**Figure collection entries:**
/---

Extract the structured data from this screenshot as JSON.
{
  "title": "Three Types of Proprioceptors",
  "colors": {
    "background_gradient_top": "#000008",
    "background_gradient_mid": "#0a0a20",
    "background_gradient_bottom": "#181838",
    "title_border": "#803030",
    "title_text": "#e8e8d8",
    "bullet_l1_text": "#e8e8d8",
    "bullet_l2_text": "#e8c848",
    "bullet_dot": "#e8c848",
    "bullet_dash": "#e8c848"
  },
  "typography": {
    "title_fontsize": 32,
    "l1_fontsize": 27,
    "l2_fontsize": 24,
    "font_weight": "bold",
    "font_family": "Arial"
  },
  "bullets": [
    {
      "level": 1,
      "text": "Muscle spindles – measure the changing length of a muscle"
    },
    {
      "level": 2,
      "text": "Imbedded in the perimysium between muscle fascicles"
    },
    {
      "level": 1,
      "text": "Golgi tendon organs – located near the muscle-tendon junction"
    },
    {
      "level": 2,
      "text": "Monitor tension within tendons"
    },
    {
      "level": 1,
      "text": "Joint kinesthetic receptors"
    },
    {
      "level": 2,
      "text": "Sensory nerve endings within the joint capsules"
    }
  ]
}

\---

**WHAT IS NEEDED:** Isolate the lines above that contain the word "within" and copy them.

**RESPONSE TO THE TASK:**
      "text": "Monitor tension within tendons"
      "text": "Sensory nerve endings within the joint capsules"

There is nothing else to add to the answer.